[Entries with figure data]
----------

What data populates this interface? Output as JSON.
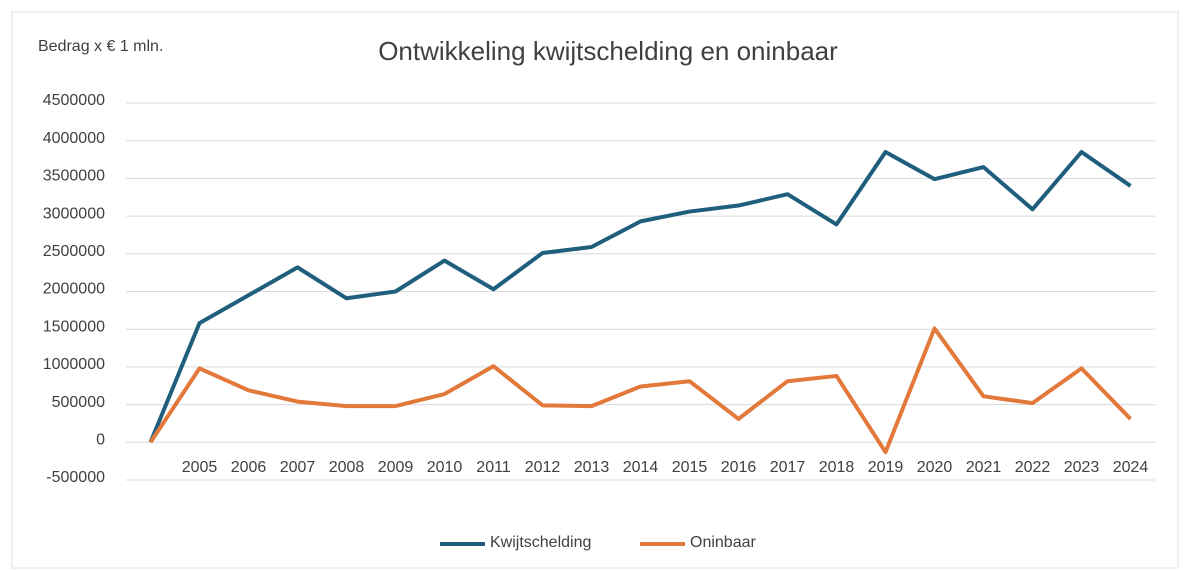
{
  "chart_data": {
    "type": "line",
    "title": "Ontwikkeling kwijtschelding en oninbaar",
    "y_label": "Bedrag x  € 1 mln.",
    "categories": [
      null,
      "2005",
      "2006",
      "2007",
      "2008",
      "2009",
      "2010",
      "2011",
      "2012",
      "2013",
      "2014",
      "2015",
      "2016",
      "2017",
      "2018",
      "2019",
      "2020",
      "2021",
      "2022",
      "2023",
      "2024"
    ],
    "series": [
      {
        "name": "Kwijtschelding",
        "color": "#1f5f7d",
        "values": [
          0,
          1580000,
          1950000,
          2320000,
          1910000,
          2000000,
          2410000,
          2030000,
          2510000,
          2590000,
          2930000,
          3060000,
          3140000,
          3290000,
          2890000,
          3850000,
          3490000,
          3650000,
          3090000,
          3850000,
          3400000
        ]
      },
      {
        "name": "Oninbaar",
        "color": "#e2793a",
        "values": [
          0,
          980000,
          690000,
          540000,
          480000,
          480000,
          640000,
          1010000,
          490000,
          480000,
          740000,
          810000,
          310000,
          810000,
          880000,
          -130000,
          1510000,
          610000,
          520000,
          980000,
          310000
        ]
      }
    ],
    "ylim": [
      -500000,
      4500000
    ],
    "yticks": [
      -500000,
      0,
      500000,
      1000000,
      1500000,
      2000000,
      2500000,
      3000000,
      3500000,
      4000000,
      4500000
    ],
    "grid": true,
    "legend": "bottom"
  }
}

----------

Copy down every line of the material above that includes the string "name".

• [Answer]
        "name": "Kwijtschelding",
        "name": "Oninbaar",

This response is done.